_What to produce:_ Copy every line in which the string "given" occurs.

[Start Exercise input]

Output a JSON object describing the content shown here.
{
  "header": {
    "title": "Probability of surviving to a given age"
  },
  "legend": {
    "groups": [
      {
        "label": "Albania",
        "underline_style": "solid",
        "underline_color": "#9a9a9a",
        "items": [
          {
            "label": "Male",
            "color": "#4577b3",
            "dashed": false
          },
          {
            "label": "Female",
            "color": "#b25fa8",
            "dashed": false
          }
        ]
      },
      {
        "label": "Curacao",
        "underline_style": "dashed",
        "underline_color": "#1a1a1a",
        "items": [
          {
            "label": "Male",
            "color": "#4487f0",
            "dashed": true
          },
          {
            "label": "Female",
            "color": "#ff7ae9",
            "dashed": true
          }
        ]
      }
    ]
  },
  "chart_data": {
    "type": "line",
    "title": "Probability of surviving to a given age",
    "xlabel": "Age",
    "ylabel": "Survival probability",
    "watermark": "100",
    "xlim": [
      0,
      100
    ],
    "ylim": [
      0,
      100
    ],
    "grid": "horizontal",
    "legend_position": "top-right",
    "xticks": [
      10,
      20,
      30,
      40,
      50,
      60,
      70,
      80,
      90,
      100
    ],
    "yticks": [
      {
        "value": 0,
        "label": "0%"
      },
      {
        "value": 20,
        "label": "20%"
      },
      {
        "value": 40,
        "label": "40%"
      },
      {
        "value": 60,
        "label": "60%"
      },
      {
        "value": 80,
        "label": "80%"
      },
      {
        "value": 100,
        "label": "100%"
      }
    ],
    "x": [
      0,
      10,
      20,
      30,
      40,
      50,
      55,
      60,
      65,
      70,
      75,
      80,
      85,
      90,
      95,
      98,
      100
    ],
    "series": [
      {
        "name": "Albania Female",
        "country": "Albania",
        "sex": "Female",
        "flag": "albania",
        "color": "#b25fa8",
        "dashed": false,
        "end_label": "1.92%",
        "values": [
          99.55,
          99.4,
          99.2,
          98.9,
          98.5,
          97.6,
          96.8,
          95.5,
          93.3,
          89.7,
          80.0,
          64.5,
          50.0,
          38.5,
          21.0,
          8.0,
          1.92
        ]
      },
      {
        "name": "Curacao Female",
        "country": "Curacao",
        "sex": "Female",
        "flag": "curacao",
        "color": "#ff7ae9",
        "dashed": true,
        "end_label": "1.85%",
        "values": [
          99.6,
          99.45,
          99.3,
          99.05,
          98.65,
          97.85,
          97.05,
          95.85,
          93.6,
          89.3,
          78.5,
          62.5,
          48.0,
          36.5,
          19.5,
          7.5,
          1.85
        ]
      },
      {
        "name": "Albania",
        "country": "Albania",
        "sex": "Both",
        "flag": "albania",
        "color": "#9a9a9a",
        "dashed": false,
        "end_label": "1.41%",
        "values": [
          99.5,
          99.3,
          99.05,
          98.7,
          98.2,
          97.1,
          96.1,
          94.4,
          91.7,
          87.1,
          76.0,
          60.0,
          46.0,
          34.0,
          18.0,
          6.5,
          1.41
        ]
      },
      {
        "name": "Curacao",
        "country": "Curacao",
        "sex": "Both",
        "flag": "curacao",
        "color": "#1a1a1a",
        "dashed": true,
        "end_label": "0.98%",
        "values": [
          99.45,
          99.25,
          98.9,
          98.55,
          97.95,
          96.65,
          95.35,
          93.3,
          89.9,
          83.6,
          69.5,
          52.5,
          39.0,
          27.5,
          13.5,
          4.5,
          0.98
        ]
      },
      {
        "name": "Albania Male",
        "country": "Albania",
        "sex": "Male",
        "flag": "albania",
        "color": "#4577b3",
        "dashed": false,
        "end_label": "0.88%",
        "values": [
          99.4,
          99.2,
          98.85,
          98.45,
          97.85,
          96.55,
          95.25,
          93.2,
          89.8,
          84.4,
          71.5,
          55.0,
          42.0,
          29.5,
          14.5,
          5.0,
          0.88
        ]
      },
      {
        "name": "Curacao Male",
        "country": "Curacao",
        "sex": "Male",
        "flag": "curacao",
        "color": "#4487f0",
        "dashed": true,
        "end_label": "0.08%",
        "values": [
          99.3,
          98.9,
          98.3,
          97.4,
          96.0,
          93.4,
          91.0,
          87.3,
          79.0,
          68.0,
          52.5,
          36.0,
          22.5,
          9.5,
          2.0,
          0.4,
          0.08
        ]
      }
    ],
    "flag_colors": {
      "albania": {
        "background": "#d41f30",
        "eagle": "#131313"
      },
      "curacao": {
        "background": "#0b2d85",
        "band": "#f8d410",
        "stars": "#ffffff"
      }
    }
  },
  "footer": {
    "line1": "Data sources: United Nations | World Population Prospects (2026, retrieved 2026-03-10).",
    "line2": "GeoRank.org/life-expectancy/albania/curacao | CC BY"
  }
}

[End Exercise input]

_Correct response:_
    "title": "Probability of surviving to a given age"
    "title": "Probability of surviving to a given age",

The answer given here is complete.